**EXERCISE PROMPT**
Present every line of the data below as a numbered list, skipping any blank lines and leaving the pictures out.

Element region listings
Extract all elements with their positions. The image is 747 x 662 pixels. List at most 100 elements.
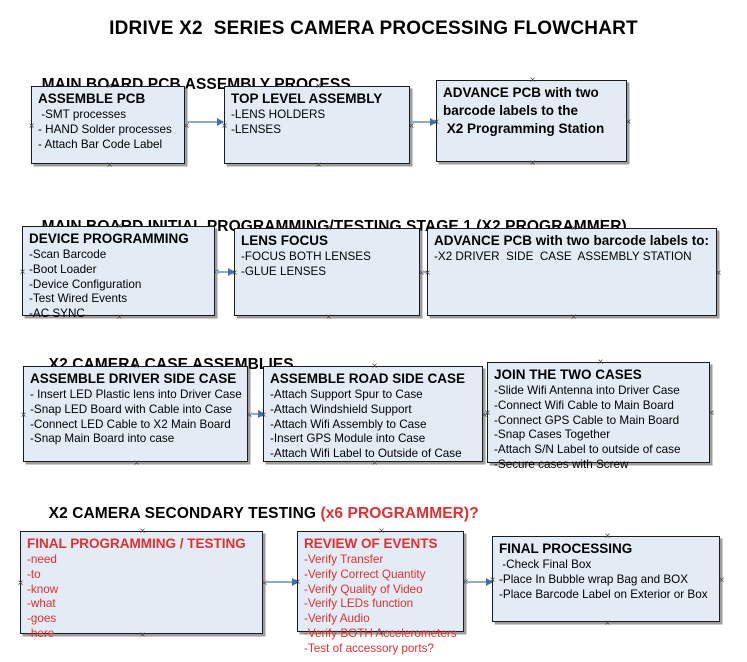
box-line: -Verify Correct Quantity xyxy=(304,567,426,581)
connector-review-of-events-to-final-processing xyxy=(466,577,493,586)
box-line: -to xyxy=(27,567,41,581)
section-heading-accent-text: (x6 PROGRAMMER)? xyxy=(320,505,479,522)
resize-handle-left[interactable] xyxy=(19,411,28,420)
box-line-overflow: -Test of accessory ports? xyxy=(304,641,434,655)
resize-handle-top[interactable] xyxy=(596,358,605,367)
box-line: -Boot Loader xyxy=(29,262,97,276)
box-line: -Scan Barcode xyxy=(29,247,107,261)
box-line: -AC SYNC xyxy=(29,307,85,321)
resize-handle-right[interactable] xyxy=(717,576,726,585)
section-heading-text: X2 CAMERA SECONDARY TESTING xyxy=(48,505,321,522)
box-line: -need xyxy=(27,552,57,566)
box-line: -Verify Transfer xyxy=(304,552,384,566)
box-line: barcode labels to the xyxy=(443,102,579,118)
resize-handle-top[interactable] xyxy=(528,76,537,85)
arrowhead-icon xyxy=(430,117,437,126)
box-line: - Attach Bar Code Label xyxy=(38,137,163,151)
box-title: ASSEMBLE ROAD SIDE CASE xyxy=(270,371,466,386)
box-line: -Insert GPS Module into Case xyxy=(270,432,426,446)
resize-handle-top[interactable] xyxy=(370,362,379,371)
resize-handle-right[interactable] xyxy=(182,122,191,131)
box-line: - Insert LED Plastic lens into Driver Ca… xyxy=(30,387,242,401)
box-line: -Snap LED Board with Cable into Case xyxy=(30,402,233,416)
box-line: -Attach Windshield Support xyxy=(270,402,412,416)
box-title: FINAL PROCESSING xyxy=(499,541,633,556)
box-line: -Connect LED Cable to X2 Main Board xyxy=(30,417,231,431)
page-title: IDRIVE X2 SERIES CAMERA PROCESSING FLOWC… xyxy=(109,18,638,39)
resize-handle-left[interactable] xyxy=(18,268,27,277)
box-line: -LENS HOLDERS xyxy=(231,107,326,121)
box-line: -Snap Main Board into case xyxy=(30,432,175,446)
box-title: DEVICE PROGRAMMING xyxy=(29,231,189,246)
resize-handle-bottom[interactable] xyxy=(528,159,537,168)
box-line: -Verify Audio xyxy=(304,612,370,626)
connector-top-level-assembly-to-advance-pcb xyxy=(412,117,437,126)
box-line: -Attach S/N Label to outside of case xyxy=(494,443,681,457)
box-advance-pcb-to-driver-side-case-assembly-station[interactable]: ADVANCE PCB with two barcode labels to: … xyxy=(427,228,717,316)
box-line: -Check Final Box xyxy=(499,557,592,571)
box-final-programming-testing[interactable]: FINAL PROGRAMMING / TESTING -need -to -k… xyxy=(20,531,263,640)
resize-handle-bottom[interactable] xyxy=(314,161,323,170)
box-review-of-events[interactable]: REVIEW OF EVENTS -Verify Transfer -Verif… xyxy=(297,531,464,655)
box-title: ADVANCE PCB with two barcode labels to: xyxy=(434,233,710,248)
connector-device-programming-to-lens-focus xyxy=(216,267,235,276)
box-line: -Snap Cases Together xyxy=(494,428,611,442)
box-line: -Attach Wifi Label to Outside of Case xyxy=(270,447,462,461)
box-line: -Verify LEDs function xyxy=(304,597,414,611)
box-line: -LENSES xyxy=(231,122,282,136)
box-device-programming[interactable]: DEVICE PROGRAMMING -Scan Barcode -Boot L… xyxy=(22,226,215,320)
box-join-the-two-cases[interactable]: JOIN THE TWO CASES -Slide Wifi Antenna i… xyxy=(487,362,710,471)
box-title: ASSEMBLE DRIVER SIDE CASE xyxy=(30,371,237,386)
box-line: -Verify BOTH Accelerometers xyxy=(304,626,457,640)
box-line: -Attach Wifi Assembly to Case xyxy=(270,417,427,431)
box-line: -goes xyxy=(27,612,57,626)
box-assemble-pcb[interactable]: ASSEMBLE PCB -SMT processes - HAND Solde… xyxy=(31,86,185,164)
box-line: -Attach Support Spur to Case xyxy=(270,387,423,401)
arrowhead-icon xyxy=(486,577,493,586)
box-assemble-driver-side-case[interactable]: ASSEMBLE DRIVER SIDE CASE - Insert LED P… xyxy=(23,366,248,462)
resize-handle-left[interactable] xyxy=(16,579,25,588)
box-title: ADVANCE PCB with two xyxy=(443,85,599,100)
connector-driver-side-to-road-side xyxy=(250,409,265,418)
box-title: REVIEW OF EVENTS xyxy=(304,536,438,551)
box-final-processing[interactable]: FINAL PROCESSING -Check Final Box -Place… xyxy=(492,536,720,622)
resize-handle-bottom[interactable] xyxy=(132,459,141,468)
box-line: -Connect Wifi Cable to Main Board xyxy=(494,398,674,412)
box-line: -Place In Bubble wrap Bag and BOX xyxy=(499,572,689,586)
resize-handle-right[interactable] xyxy=(624,118,633,127)
connector-assemble-pcb-to-top-level-assembly xyxy=(187,117,224,126)
resize-handle-left[interactable] xyxy=(27,122,36,131)
box-line: -Place Barcode Label on Exterior or Box xyxy=(499,587,708,601)
box-assemble-road-side-case[interactable]: ASSEMBLE ROAD SIDE CASE -Attach Support … xyxy=(263,366,483,462)
resize-handle-bottom[interactable] xyxy=(105,161,114,170)
connector-final-programming-to-review-of-events xyxy=(265,577,299,586)
box-advance-pcb-to-x2-programming-station[interactable]: ADVANCE PCB with two barcode labels to t… xyxy=(436,80,627,162)
resize-handle-right[interactable] xyxy=(407,122,416,131)
box-line: -Verify Quality of Video xyxy=(304,582,423,596)
resize-handle-right[interactable] xyxy=(714,269,723,278)
box-line: - HAND Solder processes xyxy=(38,122,172,136)
box-line: -here xyxy=(27,626,55,640)
box-title: JOIN THE TWO CASES xyxy=(494,367,642,382)
resize-handle-bottom[interactable] xyxy=(569,313,578,322)
arrowhead-icon xyxy=(258,409,265,418)
box-title: TOP LEVEL ASSEMBLY xyxy=(231,91,383,106)
resize-handle-bottom[interactable] xyxy=(603,619,612,628)
box-top-level-assembly[interactable]: TOP LEVEL ASSEMBLY -LENS HOLDERS -LENSES xyxy=(224,86,410,164)
box-line: -Test Wired Events xyxy=(29,292,128,306)
box-lens-focus[interactable]: LENS FOCUS -FOCUS BOTH LENSES -GLUE LENS… xyxy=(234,228,420,316)
box-title: FINAL PROGRAMMING / TESTING xyxy=(27,536,246,551)
box-line: -X2 DRIVER SIDE CASE ASSEMBLY STATION xyxy=(434,249,692,263)
resize-handle-bottom[interactable] xyxy=(324,313,333,322)
box-line: -Slide Wifi Antenna into Driver Case xyxy=(494,383,680,397)
box-line: -SMT processes xyxy=(38,107,127,121)
resize-handle-right[interactable] xyxy=(707,409,716,418)
resize-handle-top[interactable] xyxy=(603,532,612,541)
box-line: -Device Configuration xyxy=(29,277,142,291)
arrowhead-icon xyxy=(217,117,224,126)
box-line: -Secure cases with Screw xyxy=(494,457,629,471)
box-line: -GLUE LENSES xyxy=(241,264,327,278)
box-line: -know xyxy=(27,582,59,596)
box-title: ASSEMBLE PCB xyxy=(38,91,146,106)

**THE OUTPUT**
1. Extract all elements with their positions. The image is 747 x 662 pixels. List at most 100 elements.
2. box-line: -Verify Correct Quantity xyxy=(304,567,426,581)
3. connector-review-of-events-to-final-processing xyxy=(466,577,493,586)
4. box-line: -to xyxy=(27,567,41,581)
5. section-heading-accent-text: (x6 PROGRAMMER)? xyxy=(320,505,479,522)
6. resize-handle-left[interactable] xyxy=(19,411,28,420)
7. box-line-overflow: -Test of accessory ports? xyxy=(304,641,434,655)
8. resize-handle-top[interactable] xyxy=(596,358,605,367)
9. box-line: -Boot Loader xyxy=(29,262,97,276)
10. box-line: -Scan Barcode xyxy=(29,247,107,261)
11. box-line: -AC SYNC xyxy=(29,307,85,321)
12. resize-handle-right[interactable] xyxy=(717,576,726,585)
13. section-heading-text: X2 CAMERA SECONDARY TESTING xyxy=(48,505,321,522)
14. box-line: -need xyxy=(27,552,57,566)
15. box-line: -Verify Transfer xyxy=(304,552,384,566)
16. box-line: barcode labels to the xyxy=(443,102,579,118)
17. resize-handle-top[interactable] xyxy=(528,76,537,85)
18. arrowhead-icon xyxy=(430,117,437,126)
19. box-line: - Attach Bar Code Label xyxy=(38,137,163,151)
20. box-title: ASSEMBLE ROAD SIDE CASE xyxy=(270,371,466,386)
21. box-line: -Insert GPS Module into Case xyxy=(270,432,426,446)
22. resize-handle-top[interactable] xyxy=(370,362,379,371)
23. resize-handle-right[interactable] xyxy=(182,122,191,131)
24. box-line: - Insert LED Plastic lens into Driver Ca… xyxy=(30,387,242,401)
25. box-line: -Snap LED Board with Cable into Case xyxy=(30,402,233,416)
26. box-line: -Attach Windshield Support xyxy=(270,402,412,416)
27. box-title: FINAL PROCESSING xyxy=(499,541,633,556)
28. box-line: -Connect LED Cable to X2 Main Board xyxy=(30,417,231,431)
29. page-title: IDRIVE X2 SERIES CAMERA PROCESSING FLOWC… xyxy=(109,18,638,39)
30. resize-handle-left[interactable] xyxy=(18,268,27,277)
31. box-line: -LENS HOLDERS xyxy=(231,107,326,121)
32. box-line: -Snap Main Board into case xyxy=(30,432,175,446)
33. box-title: DEVICE PROGRAMMING xyxy=(29,231,189,246)
34. resize-handle-bottom[interactable] xyxy=(528,159,537,168)
35. box-line: -Verify Audio xyxy=(304,612,370,626)
36. connector-top-level-assembly-to-advance-pcb xyxy=(412,117,437,126)
37. box-line: -Attach S/N Label to outside of case xyxy=(494,443,681,457)
38. box-advance-pcb-to-driver-side-case-assembly-station[interactable]: ADVANCE PCB with two barcode labels to: … xyxy=(427,228,717,316)
39. box-line: -Check Final Box xyxy=(499,557,592,571)
40. box-final-programming-testing[interactable]: FINAL PROGRAMMING / TESTING -need -to -k… xyxy=(20,531,263,640)
41. resize-handle-bottom[interactable] xyxy=(314,161,323,170)
42. box-review-of-events[interactable]: REVIEW OF EVENTS -Verify Transfer -Verif… xyxy=(297,531,464,655)
43. box-title: ADVANCE PCB with two barcode labels to: xyxy=(434,233,710,248)
44. connector-device-programming-to-lens-focus xyxy=(216,267,235,276)
45. box-line: -Snap Cases Together xyxy=(494,428,611,442)
46. box-line: -Attach Wifi Label to Outside of Case xyxy=(270,447,462,461)
47. box-line: -Verify LEDs function xyxy=(304,597,414,611)
48. box-line: -LENSES xyxy=(231,122,282,136)
49. box-device-programming[interactable]: DEVICE PROGRAMMING -Scan Barcode -Boot L… xyxy=(22,226,215,320)
50. box-join-the-two-cases[interactable]: JOIN THE TWO CASES -Slide Wifi Antenna i… xyxy=(487,362,710,471)
51. box-title: ASSEMBLE DRIVER SIDE CASE xyxy=(30,371,237,386)
52. box-line: -Verify BOTH Accelerometers xyxy=(304,626,457,640)
53. box-line: -Attach Wifi Assembly to Case xyxy=(270,417,427,431)
54. box-line: -goes xyxy=(27,612,57,626)
55. box-assemble-pcb[interactable]: ASSEMBLE PCB -SMT processes - HAND Solde… xyxy=(31,86,185,164)
56. box-line: -Attach Support Spur to Case xyxy=(270,387,423,401)
57. arrowhead-icon xyxy=(486,577,493,586)
58. box-assemble-driver-side-case[interactable]: ASSEMBLE DRIVER SIDE CASE - Insert LED P… xyxy=(23,366,248,462)
59. resize-handle-left[interactable] xyxy=(16,579,25,588)
60. box-title: ADVANCE PCB with two xyxy=(443,85,599,100)
61. connector-driver-side-to-road-side xyxy=(250,409,265,418)
62. box-title: REVIEW OF EVENTS xyxy=(304,536,438,551)
63. box-final-processing[interactable]: FINAL PROCESSING -Check Final Box -Place… xyxy=(492,536,720,622)
64. resize-handle-bottom[interactable] xyxy=(132,459,141,468)
65. box-line: -Connect Wifi Cable to Main Board xyxy=(494,398,674,412)
66. box-line: -Place In Bubble wrap Bag and BOX xyxy=(499,572,689,586)
67. resize-handle-right[interactable] xyxy=(624,118,633,127)
68. connector-assemble-pcb-to-top-level-assembly xyxy=(187,117,224,126)
69. resize-handle-left[interactable] xyxy=(27,122,36,131)
70. box-line: -Place Barcode Label on Exterior or Box xyxy=(499,587,708,601)
71. box-assemble-road-side-case[interactable]: ASSEMBLE ROAD SIDE CASE -Attach Support … xyxy=(263,366,483,462)
72. resize-handle-bottom[interactable] xyxy=(105,161,114,170)
73. connector-final-programming-to-review-of-events xyxy=(265,577,299,586)
74. box-advance-pcb-to-x2-programming-station[interactable]: ADVANCE PCB with two barcode labels to t… xyxy=(436,80,627,162)
75. resize-handle-right[interactable] xyxy=(407,122,416,131)
76. box-line: -Verify Quality of Video xyxy=(304,582,423,596)
77. resize-handle-right[interactable] xyxy=(714,269,723,278)
78. box-line: - HAND Solder processes xyxy=(38,122,172,136)
79. box-line: -here xyxy=(27,626,55,640)
80. box-title: JOIN THE TWO CASES xyxy=(494,367,642,382)
81. resize-handle-bottom[interactable] xyxy=(569,313,578,322)
82. arrowhead-icon xyxy=(258,409,265,418)
83. box-title: TOP LEVEL ASSEMBLY xyxy=(231,91,383,106)
84. resize-handle-bottom[interactable] xyxy=(603,619,612,628)
85. box-top-level-assembly[interactable]: TOP LEVEL ASSEMBLY -LENS HOLDERS -LENSES xyxy=(224,86,410,164)
86. box-line: -Test Wired Events xyxy=(29,292,128,306)
87. box-lens-focus[interactable]: LENS FOCUS -FOCUS BOTH LENSES -GLUE LENS… xyxy=(234,228,420,316)
88. box-title: FINAL PROGRAMMING / TESTING xyxy=(27,536,246,551)
89. box-line: -X2 DRIVER SIDE CASE ASSEMBLY STATION xyxy=(434,249,692,263)
90. resize-handle-bottom[interactable] xyxy=(324,313,333,322)
91. box-line: -Slide Wifi Antenna into Driver Case xyxy=(494,383,680,397)
92. box-line: -SMT processes xyxy=(38,107,127,121)
93. resize-handle-right[interactable] xyxy=(707,409,716,418)
94. resize-handle-top[interactable] xyxy=(603,532,612,541)
95. box-line: -Device Configuration xyxy=(29,277,142,291)
96. arrowhead-icon xyxy=(217,117,224,126)
97. box-line: -Secure cases with Screw xyxy=(494,457,629,471)
98. box-line: -GLUE LENSES xyxy=(241,264,327,278)
99. box-line: -know xyxy=(27,582,59,596)
100. box-title: ASSEMBLE PCB xyxy=(38,91,146,106)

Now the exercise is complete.